### TASK INSTRUCTIONS
Count the lines in the items below that contain the string "header", and state only that number.

### PROVIDED RECORDS

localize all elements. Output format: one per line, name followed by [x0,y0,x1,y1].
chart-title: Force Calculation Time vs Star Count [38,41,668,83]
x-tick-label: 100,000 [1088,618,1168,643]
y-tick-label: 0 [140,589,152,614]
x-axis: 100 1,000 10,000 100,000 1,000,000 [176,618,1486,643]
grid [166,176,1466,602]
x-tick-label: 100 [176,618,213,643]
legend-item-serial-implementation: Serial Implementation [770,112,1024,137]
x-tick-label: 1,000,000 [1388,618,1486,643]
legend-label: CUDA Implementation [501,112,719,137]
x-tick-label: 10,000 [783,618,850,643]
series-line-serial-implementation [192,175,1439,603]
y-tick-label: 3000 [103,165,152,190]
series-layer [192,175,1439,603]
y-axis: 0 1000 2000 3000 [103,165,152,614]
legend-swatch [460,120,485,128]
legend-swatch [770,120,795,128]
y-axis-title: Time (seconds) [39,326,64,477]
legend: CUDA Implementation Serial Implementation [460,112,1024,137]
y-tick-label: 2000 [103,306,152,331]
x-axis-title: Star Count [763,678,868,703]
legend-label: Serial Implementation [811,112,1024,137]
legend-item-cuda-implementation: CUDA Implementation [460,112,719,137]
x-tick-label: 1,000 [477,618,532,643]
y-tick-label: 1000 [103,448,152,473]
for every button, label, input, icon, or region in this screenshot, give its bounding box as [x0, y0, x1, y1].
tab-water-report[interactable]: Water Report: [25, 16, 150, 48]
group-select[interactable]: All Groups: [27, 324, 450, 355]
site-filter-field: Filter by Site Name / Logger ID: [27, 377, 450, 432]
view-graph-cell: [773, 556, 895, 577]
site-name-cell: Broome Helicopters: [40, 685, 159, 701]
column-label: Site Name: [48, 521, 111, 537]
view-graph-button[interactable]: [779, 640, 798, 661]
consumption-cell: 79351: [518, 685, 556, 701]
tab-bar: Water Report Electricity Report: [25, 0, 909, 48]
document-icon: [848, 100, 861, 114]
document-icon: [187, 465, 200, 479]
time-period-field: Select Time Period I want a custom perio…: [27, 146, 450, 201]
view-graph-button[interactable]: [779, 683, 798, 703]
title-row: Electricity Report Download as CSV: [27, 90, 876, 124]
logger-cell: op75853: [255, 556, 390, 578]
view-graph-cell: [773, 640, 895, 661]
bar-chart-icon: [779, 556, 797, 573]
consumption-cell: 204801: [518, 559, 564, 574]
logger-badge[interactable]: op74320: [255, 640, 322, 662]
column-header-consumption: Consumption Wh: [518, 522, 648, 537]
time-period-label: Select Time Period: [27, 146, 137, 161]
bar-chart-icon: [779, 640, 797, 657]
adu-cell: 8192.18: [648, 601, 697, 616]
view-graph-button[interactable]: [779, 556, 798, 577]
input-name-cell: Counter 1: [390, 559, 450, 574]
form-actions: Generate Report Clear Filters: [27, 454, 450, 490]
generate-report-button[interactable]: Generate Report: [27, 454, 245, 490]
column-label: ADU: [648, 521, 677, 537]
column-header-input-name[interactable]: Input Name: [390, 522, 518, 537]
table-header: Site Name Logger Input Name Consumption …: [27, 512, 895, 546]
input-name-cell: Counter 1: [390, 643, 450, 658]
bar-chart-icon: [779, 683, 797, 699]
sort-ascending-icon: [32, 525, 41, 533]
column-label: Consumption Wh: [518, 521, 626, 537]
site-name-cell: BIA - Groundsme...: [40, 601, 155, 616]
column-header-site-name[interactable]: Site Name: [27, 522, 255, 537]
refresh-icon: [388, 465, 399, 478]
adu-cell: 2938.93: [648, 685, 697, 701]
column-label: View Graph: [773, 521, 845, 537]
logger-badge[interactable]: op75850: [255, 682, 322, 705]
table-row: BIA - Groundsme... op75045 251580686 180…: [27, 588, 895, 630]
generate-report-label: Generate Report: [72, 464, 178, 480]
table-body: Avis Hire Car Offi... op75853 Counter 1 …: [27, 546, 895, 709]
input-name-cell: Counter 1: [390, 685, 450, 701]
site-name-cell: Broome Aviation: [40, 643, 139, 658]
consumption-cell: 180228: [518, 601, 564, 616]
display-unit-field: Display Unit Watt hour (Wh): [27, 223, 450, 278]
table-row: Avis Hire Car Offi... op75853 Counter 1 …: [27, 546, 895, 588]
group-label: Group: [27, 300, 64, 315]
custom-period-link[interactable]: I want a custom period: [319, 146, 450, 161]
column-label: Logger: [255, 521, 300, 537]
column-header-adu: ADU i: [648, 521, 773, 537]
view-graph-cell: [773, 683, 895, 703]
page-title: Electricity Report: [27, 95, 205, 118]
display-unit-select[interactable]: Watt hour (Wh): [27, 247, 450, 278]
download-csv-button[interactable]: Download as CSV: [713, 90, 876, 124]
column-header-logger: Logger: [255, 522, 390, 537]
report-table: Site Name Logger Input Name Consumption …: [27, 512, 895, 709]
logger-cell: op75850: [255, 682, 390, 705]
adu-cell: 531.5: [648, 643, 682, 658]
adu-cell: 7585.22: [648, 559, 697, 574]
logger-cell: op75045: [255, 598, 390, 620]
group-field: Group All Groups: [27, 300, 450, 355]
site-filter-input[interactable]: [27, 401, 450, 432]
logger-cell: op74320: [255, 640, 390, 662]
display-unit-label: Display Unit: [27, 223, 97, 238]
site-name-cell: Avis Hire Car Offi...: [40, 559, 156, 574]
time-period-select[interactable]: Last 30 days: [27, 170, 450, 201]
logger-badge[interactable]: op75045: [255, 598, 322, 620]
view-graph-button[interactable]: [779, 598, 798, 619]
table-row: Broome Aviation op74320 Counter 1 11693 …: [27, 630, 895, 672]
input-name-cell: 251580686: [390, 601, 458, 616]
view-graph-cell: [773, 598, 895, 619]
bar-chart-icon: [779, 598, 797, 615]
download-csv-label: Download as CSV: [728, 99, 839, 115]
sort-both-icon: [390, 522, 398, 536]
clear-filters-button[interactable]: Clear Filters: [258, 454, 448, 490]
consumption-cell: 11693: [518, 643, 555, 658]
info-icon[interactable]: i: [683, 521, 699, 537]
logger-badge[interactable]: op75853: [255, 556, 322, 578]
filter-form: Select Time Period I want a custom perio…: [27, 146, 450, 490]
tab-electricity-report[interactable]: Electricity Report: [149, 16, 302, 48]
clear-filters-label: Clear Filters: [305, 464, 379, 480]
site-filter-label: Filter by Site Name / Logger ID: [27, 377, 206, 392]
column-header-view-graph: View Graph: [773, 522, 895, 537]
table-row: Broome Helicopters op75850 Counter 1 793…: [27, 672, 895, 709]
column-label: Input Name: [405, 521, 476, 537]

### ANSWER FOR THE TASK
7